Outlaw romanticism is as old as the modern state. Any society which imagines itself as a product of the contractual freedom of its members brings forth excluded, outvoted and marginalized people who haunt it and, at the same time, enticingly represent the view of itself from the outside. This makes the lawbreaker and outsider, as I know from my own experience, an attractive object of literary efforts.
What’s new, though, I guess, is that whole governments appear to paint themselves as outlaws as a means of politics. Any self-respecting intelligence service, one should think, should be able to eliminate an opposition figure in a largely untraceable and deniable way – but no, a military poison of mass destruction ends up in the victim’s tea as an unmistakable signal to everyone that it was the state which tried to murder him. That appears like a statement. This is not just a state which turns his foes into outlaws without rights. This is a state which wants itself to be seen as an outlaw. (Disclaimer: We don’t know any of that for sure, of course, all could be completely different, which in its turn might be part of the statement, etc. etc.)
Boris Johnson’s government, fortunately, has not been blamed of murder, but its announcement to willfully breach its legal obligations under the Withdrawal Agreement has been met with the amount of abhorrence almost as if they had. One reason for that seems to me to be the fact that it was so candid. It’s not so unheard of that a government tries to wriggle out of some cumbersome international law obligation, but to tell the world so clearly and unequivocally that, yes, one intends to be in breach of the law, particularly in conjunction with that eminently memefiable „in a very specific and limited way“ part, is way more disturbing. It appears like a statement.

**Stored data:**
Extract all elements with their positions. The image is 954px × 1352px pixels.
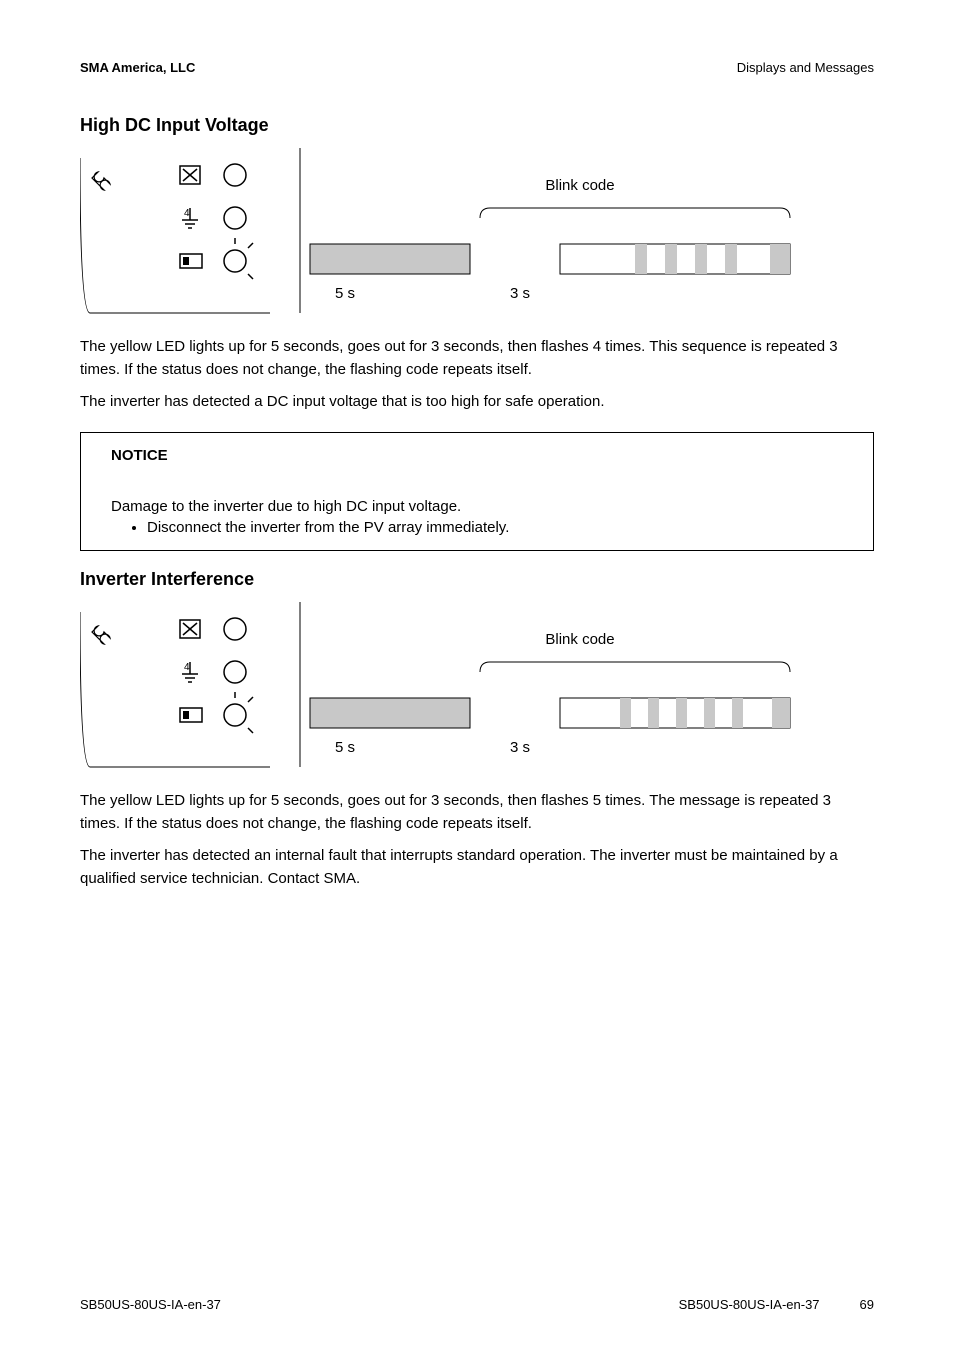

**Task statement:**
Copy out the passage on outlaw romanticism in full, word for word. Work only from the passage on outlaw romanticism and leave the data aside.

**The output:**
Outlaw romanticism is as old as the modern state. Any society which imagines itself as a product of the contractual freedom of its members brings forth excluded, outvoted and marginalized people who haunt it and, at the same time, enticingly represent the view of itself from the outside. This makes the lawbreaker and outsider, as I know from my own experience, an attractive object of literary efforts.
What’s new, though, I guess, is that whole governments appear to paint themselves as outlaws as a means of politics. Any self-respecting intelligence service, one should think, should be able to eliminate an opposition figure in a largely untraceable and deniable way – but no, a military poison of mass destruction ends up in the victim’s tea as an unmistakable signal to everyone that it was the state which tried to murder him. That appears like a statement. This is not just a state which turns his foes into outlaws without rights. This is a state which wants itself to be seen as an outlaw. (Disclaimer: We don’t know any of that for sure, of course, all could be completely different, which in its turn might be part of the statement, etc. etc.)
Boris Johnson’s government, fortunately, has not been blamed of murder, but its announcement to willfully breach its legal obligations under the Withdrawal Agreement has been met with the amount of abhorrence almost as if they had. One reason for that seems to me to be the fact that it was so candid. It’s not so unheard of that a government tries to wriggle out of some cumbersome international law obligation, but to tell the world so clearly and unequivocally that, yes, one intends to be in breach of the law, particularly in conjunction with that eminently memefiable „in a very specific and limited way“ part, is way more disturbing. It appears like a statement.